(Labeled region lines)
------------------------
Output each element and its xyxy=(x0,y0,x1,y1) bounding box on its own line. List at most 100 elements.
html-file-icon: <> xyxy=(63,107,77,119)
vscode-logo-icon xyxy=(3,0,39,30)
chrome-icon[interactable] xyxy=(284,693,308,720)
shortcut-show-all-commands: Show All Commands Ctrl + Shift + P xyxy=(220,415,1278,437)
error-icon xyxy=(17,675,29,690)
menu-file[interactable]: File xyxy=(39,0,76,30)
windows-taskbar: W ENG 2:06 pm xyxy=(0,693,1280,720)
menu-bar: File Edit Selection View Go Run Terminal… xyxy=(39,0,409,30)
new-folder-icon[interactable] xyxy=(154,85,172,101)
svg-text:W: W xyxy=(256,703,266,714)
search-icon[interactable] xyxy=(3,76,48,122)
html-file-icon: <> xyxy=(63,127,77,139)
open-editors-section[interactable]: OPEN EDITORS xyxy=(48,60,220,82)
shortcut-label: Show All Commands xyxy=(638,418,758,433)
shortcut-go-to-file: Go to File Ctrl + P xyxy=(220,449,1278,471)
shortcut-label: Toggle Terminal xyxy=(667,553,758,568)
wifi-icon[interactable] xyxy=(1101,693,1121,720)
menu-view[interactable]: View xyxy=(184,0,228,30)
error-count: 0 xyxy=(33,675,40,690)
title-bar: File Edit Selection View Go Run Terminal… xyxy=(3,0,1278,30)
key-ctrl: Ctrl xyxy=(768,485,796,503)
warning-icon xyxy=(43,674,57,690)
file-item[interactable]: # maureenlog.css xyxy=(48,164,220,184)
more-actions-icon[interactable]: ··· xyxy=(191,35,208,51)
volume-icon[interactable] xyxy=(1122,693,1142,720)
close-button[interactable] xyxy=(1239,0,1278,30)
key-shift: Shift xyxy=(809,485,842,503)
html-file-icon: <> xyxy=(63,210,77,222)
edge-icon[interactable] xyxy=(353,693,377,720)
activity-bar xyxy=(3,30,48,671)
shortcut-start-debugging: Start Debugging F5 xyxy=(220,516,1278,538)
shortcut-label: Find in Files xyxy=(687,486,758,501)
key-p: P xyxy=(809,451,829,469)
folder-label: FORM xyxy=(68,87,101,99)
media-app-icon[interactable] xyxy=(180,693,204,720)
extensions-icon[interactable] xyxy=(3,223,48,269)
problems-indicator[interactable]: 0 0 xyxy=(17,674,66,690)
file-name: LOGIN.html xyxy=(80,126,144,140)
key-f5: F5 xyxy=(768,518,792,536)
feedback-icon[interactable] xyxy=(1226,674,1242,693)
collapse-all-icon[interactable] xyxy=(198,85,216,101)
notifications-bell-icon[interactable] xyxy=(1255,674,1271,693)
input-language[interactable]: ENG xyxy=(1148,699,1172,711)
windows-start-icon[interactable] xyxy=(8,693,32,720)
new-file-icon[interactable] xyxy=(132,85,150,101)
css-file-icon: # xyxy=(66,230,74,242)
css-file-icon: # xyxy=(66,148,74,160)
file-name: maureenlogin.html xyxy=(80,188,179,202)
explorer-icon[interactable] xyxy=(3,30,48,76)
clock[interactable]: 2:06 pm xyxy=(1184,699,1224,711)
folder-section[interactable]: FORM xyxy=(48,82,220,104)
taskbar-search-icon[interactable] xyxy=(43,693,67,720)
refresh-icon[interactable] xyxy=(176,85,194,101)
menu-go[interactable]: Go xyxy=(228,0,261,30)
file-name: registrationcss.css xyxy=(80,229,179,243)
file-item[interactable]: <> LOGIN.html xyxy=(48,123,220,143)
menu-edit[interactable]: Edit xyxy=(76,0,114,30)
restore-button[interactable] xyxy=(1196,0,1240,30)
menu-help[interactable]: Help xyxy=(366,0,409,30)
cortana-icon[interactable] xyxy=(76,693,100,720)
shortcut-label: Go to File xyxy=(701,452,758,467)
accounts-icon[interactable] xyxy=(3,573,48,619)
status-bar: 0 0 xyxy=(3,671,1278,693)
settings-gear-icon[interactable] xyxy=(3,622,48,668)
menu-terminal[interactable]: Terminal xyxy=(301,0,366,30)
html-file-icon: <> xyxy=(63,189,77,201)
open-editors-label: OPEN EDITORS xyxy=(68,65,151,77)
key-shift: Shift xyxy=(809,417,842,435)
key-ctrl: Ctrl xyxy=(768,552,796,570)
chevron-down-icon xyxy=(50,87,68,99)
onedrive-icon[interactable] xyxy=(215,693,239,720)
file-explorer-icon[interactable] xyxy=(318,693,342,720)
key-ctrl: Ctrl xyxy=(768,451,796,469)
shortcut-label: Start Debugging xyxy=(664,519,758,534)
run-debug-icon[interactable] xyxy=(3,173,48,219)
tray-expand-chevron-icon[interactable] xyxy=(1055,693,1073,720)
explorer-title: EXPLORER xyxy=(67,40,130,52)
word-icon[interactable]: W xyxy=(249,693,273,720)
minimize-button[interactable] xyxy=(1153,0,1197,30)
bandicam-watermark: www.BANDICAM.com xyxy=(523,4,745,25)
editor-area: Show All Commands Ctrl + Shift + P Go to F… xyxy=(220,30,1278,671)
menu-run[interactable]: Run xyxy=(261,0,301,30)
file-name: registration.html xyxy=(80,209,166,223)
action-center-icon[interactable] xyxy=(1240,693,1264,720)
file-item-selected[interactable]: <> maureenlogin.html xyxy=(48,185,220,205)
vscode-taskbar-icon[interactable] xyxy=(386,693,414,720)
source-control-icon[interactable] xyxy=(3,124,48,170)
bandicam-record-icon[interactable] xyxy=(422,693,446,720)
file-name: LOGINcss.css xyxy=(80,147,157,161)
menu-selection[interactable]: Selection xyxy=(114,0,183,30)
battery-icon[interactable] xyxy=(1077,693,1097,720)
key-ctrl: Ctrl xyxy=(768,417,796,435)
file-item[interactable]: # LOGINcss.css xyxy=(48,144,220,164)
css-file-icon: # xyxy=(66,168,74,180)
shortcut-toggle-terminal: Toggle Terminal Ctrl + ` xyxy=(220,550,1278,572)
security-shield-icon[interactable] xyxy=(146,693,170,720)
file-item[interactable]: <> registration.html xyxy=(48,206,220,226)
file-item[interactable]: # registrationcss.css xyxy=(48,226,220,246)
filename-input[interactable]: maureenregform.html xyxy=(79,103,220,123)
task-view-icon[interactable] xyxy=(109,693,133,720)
------------------------
[To be done]: Please rewrite all of the lines above, changing every "Toggle Terminal" to "Show Terminal" and leaving everything else as it is.

[Finished exercise]:
Output each element and its xyxy=(x0,y0,x1,y1) bounding box on its own line. List at most 100 elements.
html-file-icon: <> xyxy=(63,107,77,119)
vscode-logo-icon xyxy=(3,0,39,30)
chrome-icon[interactable] xyxy=(284,693,308,720)
shortcut-show-all-commands: Show All Commands Ctrl + Shift + P xyxy=(220,415,1278,437)
error-icon xyxy=(17,675,29,690)
menu-file[interactable]: File xyxy=(39,0,76,30)
windows-taskbar: W ENG 2:06 pm xyxy=(0,693,1280,720)
menu-bar: File Edit Selection View Go Run Terminal… xyxy=(39,0,409,30)
new-folder-icon[interactable] xyxy=(154,85,172,101)
svg-text:W: W xyxy=(256,703,266,714)
search-icon[interactable] xyxy=(3,76,48,122)
html-file-icon: <> xyxy=(63,127,77,139)
open-editors-section[interactable]: OPEN EDITORS xyxy=(48,60,220,82)
shortcut-label: Show All Commands xyxy=(638,418,758,433)
shortcut-go-to-file: Go to File Ctrl + P xyxy=(220,449,1278,471)
shortcut-label: Show Terminal xyxy=(667,553,758,568)
wifi-icon[interactable] xyxy=(1101,693,1121,720)
menu-view[interactable]: View xyxy=(184,0,228,30)
error-count: 0 xyxy=(33,675,40,690)
title-bar: File Edit Selection View Go Run Terminal… xyxy=(3,0,1278,30)
key-ctrl: Ctrl xyxy=(768,485,796,503)
warning-icon xyxy=(43,674,57,690)
file-item[interactable]: # maureenlog.css xyxy=(48,164,220,184)
more-actions-icon[interactable]: ··· xyxy=(191,35,208,51)
volume-icon[interactable] xyxy=(1122,693,1142,720)
close-button[interactable] xyxy=(1239,0,1278,30)
key-shift: Shift xyxy=(809,485,842,503)
html-file-icon: <> xyxy=(63,210,77,222)
edge-icon[interactable] xyxy=(353,693,377,720)
activity-bar xyxy=(3,30,48,671)
shortcut-start-debugging: Start Debugging F5 xyxy=(220,516,1278,538)
shortcut-label: Find in Files xyxy=(687,486,758,501)
key-p: P xyxy=(809,451,829,469)
folder-label: FORM xyxy=(68,87,101,99)
media-app-icon[interactable] xyxy=(180,693,204,720)
extensions-icon[interactable] xyxy=(3,223,48,269)
problems-indicator[interactable]: 0 0 xyxy=(17,674,66,690)
file-name: LOGIN.html xyxy=(80,126,144,140)
key-f5: F5 xyxy=(768,518,792,536)
feedback-icon[interactable] xyxy=(1226,674,1242,693)
collapse-all-icon[interactable] xyxy=(198,85,216,101)
notifications-bell-icon[interactable] xyxy=(1255,674,1271,693)
input-language[interactable]: ENG xyxy=(1148,699,1172,711)
windows-start-icon[interactable] xyxy=(8,693,32,720)
new-file-icon[interactable] xyxy=(132,85,150,101)
css-file-icon: # xyxy=(66,230,74,242)
css-file-icon: # xyxy=(66,148,74,160)
file-name: maureenlogin.html xyxy=(80,188,179,202)
explorer-icon[interactable] xyxy=(3,30,48,76)
clock[interactable]: 2:06 pm xyxy=(1184,699,1224,711)
folder-section[interactable]: FORM xyxy=(48,82,220,104)
taskbar-search-icon[interactable] xyxy=(43,693,67,720)
refresh-icon[interactable] xyxy=(176,85,194,101)
menu-go[interactable]: Go xyxy=(228,0,261,30)
file-name: registrationcss.css xyxy=(80,229,179,243)
file-item[interactable]: <> LOGIN.html xyxy=(48,123,220,143)
menu-edit[interactable]: Edit xyxy=(76,0,114,30)
restore-button[interactable] xyxy=(1196,0,1240,30)
menu-help[interactable]: Help xyxy=(366,0,409,30)
cortana-icon[interactable] xyxy=(76,693,100,720)
shortcut-label: Go to File xyxy=(701,452,758,467)
accounts-icon[interactable] xyxy=(3,573,48,619)
status-bar: 0 0 xyxy=(3,671,1278,693)
settings-gear-icon[interactable] xyxy=(3,622,48,668)
menu-terminal[interactable]: Terminal xyxy=(301,0,366,30)
html-file-icon: <> xyxy=(63,189,77,201)
open-editors-label: OPEN EDITORS xyxy=(68,65,151,77)
key-shift: Shift xyxy=(809,417,842,435)
key-ctrl: Ctrl xyxy=(768,552,796,570)
chevron-down-icon xyxy=(50,87,68,99)
onedrive-icon[interactable] xyxy=(215,693,239,720)
file-explorer-icon[interactable] xyxy=(318,693,342,720)
key-ctrl: Ctrl xyxy=(768,451,796,469)
shortcut-label: Start Debugging xyxy=(664,519,758,534)
run-debug-icon[interactable] xyxy=(3,173,48,219)
tray-expand-chevron-icon[interactable] xyxy=(1055,693,1073,720)
explorer-title: EXPLORER xyxy=(67,40,130,52)
word-icon[interactable]: W xyxy=(249,693,273,720)
minimize-button[interactable] xyxy=(1153,0,1197,30)
bandicam-watermark: www.BANDICAM.com xyxy=(523,4,745,25)
editor-area: Show All Commands Ctrl + Shift + P Go to F… xyxy=(220,30,1278,671)
menu-run[interactable]: Run xyxy=(261,0,301,30)
file-name: registration.html xyxy=(80,209,166,223)
action-center-icon[interactable] xyxy=(1240,693,1264,720)
file-item-selected[interactable]: <> maureenlogin.html xyxy=(48,185,220,205)
vscode-taskbar-icon[interactable] xyxy=(386,693,414,720)
source-control-icon[interactable] xyxy=(3,124,48,170)
bandicam-record-icon[interactable] xyxy=(422,693,446,720)
file-name: LOGINcss.css xyxy=(80,147,157,161)
menu-selection[interactable]: Selection xyxy=(114,0,183,30)
battery-icon[interactable] xyxy=(1077,693,1097,720)
key-ctrl: Ctrl xyxy=(768,417,796,435)
file-item[interactable]: # LOGINcss.css xyxy=(48,144,220,164)
css-file-icon: # xyxy=(66,168,74,180)
shortcut-toggle-terminal: Show Terminal Ctrl + ` xyxy=(220,550,1278,572)
security-shield-icon[interactable] xyxy=(146,693,170,720)
file-item[interactable]: <> registration.html xyxy=(48,206,220,226)
file-item[interactable]: # registrationcss.css xyxy=(48,226,220,246)
filename-input[interactable]: maureenregform.html xyxy=(79,103,220,123)
task-view-icon[interactable] xyxy=(109,693,133,720)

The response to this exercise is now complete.